### Data in this exercise
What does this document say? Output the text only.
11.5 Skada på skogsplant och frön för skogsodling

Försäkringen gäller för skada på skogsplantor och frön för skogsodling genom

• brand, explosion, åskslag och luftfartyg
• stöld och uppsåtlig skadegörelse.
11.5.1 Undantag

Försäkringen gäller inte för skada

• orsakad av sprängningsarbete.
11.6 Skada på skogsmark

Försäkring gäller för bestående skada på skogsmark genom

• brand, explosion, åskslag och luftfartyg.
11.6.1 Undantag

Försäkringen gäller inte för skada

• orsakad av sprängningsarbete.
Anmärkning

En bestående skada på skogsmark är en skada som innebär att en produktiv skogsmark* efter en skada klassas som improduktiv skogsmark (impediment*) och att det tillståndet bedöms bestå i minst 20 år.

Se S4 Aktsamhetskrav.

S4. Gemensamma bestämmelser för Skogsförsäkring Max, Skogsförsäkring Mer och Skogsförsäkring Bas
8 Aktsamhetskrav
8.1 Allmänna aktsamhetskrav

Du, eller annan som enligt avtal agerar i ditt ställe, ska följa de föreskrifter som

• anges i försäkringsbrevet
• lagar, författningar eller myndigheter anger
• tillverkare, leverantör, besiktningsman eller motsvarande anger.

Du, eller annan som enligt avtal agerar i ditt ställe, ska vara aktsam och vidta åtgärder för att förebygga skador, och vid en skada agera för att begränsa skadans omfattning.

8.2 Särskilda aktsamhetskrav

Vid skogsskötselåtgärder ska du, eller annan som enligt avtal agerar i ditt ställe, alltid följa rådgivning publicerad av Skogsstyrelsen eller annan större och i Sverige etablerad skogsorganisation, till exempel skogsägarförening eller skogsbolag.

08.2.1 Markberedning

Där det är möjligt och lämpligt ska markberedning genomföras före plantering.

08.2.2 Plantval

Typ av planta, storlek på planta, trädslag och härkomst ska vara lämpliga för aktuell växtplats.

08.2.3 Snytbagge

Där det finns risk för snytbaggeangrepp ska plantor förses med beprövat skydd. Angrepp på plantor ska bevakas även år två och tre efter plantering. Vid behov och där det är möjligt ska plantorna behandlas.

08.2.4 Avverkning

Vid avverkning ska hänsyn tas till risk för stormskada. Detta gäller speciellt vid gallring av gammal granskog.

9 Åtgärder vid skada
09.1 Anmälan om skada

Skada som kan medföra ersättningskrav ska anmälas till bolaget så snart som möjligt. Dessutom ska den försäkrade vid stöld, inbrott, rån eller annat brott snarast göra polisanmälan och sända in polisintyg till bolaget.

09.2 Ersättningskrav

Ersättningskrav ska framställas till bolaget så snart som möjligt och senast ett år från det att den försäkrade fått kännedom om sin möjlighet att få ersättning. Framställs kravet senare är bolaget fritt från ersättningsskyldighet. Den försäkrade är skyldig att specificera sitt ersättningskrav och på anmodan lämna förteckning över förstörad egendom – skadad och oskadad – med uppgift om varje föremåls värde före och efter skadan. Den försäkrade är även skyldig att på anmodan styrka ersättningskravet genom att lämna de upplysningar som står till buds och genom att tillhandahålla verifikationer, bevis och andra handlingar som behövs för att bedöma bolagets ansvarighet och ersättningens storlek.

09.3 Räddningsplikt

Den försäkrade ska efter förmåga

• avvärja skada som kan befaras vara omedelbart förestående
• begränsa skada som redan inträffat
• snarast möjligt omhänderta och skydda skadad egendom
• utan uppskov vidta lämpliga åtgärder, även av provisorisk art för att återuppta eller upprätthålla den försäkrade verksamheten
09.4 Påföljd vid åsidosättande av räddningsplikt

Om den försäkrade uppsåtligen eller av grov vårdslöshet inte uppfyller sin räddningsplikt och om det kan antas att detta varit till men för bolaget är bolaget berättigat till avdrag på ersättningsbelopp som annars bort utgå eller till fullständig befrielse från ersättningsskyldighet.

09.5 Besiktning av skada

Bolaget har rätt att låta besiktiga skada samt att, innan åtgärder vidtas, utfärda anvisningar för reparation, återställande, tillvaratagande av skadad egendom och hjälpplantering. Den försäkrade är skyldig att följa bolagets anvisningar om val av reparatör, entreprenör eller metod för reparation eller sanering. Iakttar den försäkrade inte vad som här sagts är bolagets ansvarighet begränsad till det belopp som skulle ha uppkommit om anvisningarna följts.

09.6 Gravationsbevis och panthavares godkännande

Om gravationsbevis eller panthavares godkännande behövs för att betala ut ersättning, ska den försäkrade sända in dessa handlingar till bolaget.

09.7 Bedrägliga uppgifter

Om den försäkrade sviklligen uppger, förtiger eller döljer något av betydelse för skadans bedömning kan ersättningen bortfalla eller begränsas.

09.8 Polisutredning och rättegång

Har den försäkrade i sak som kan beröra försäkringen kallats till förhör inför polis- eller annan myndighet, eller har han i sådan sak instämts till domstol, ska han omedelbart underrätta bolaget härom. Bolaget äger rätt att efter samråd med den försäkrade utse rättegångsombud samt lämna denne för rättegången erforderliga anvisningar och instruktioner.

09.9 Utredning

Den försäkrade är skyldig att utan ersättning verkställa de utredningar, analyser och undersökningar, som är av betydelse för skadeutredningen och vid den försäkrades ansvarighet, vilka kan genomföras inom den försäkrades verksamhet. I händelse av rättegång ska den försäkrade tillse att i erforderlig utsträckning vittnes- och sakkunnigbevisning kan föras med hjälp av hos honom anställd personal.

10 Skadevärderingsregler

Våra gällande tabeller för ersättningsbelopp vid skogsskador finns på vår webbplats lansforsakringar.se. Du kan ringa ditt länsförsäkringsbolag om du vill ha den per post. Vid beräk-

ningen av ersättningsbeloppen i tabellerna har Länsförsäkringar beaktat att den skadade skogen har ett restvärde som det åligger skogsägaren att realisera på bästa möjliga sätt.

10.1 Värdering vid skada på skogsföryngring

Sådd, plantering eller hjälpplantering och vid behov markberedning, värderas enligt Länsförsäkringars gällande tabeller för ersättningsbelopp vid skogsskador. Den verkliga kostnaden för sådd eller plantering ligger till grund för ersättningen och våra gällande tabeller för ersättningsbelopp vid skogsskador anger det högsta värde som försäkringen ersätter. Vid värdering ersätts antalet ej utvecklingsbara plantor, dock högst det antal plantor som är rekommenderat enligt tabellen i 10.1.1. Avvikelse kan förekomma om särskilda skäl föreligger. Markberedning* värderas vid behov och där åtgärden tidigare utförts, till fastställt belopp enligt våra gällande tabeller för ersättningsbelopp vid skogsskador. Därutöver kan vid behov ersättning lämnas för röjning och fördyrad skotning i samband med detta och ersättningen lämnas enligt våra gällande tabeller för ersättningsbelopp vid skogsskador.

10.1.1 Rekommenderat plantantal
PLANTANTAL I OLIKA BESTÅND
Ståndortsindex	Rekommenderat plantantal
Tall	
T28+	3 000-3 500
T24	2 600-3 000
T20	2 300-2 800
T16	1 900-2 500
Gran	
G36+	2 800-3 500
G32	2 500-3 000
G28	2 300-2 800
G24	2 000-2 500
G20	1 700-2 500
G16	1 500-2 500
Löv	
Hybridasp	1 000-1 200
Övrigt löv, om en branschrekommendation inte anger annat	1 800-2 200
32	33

### Task to complete
Where in the entries does the word "egendom" occur? Copy out each line that has it.

### Your solution
Ersättningskrav ska framställas till bolaget så snart som möjligt och senast ett år från det att den försäkrade fått kännedom om sin möjlighet att få ersättning. Framställs kravet senare är bolaget fritt från ersättningsskyldighet. Den försäkrade är skyldig att specificera sitt ersättningskrav och på anmodan lämna förteckning över förstörad egendom – skadad och oskadad – med uppgift om varje föremåls värde före och efter skadan. Den försäkrade är även skyldig att på anmodan styrka ersättningskravet genom att lämna de upplysningar som står till buds och genom att tillhandahålla verifikationer, bevis och andra handlingar som behövs för att bedöma bolagets ansvarighet och ersättningens storlek.
• snarast möjligt omhänderta och skydda skadad egendom
Bolaget har rätt att låta besiktiga skada samt att, innan åtgärder vidtas, utfärda anvisningar för reparation, återställande, tillvaratagande av skadad egendom och hjälpplantering. Den försäkrade är skyldig att följa bolagets anvisningar om val av reparatör, entreprenör eller metod för reparation eller sanering. Iakttar den försäkrade inte vad som här sagts är bolagets ansvarighet begränsad till det belopp som skulle ha uppkommit om anvisningarna följts.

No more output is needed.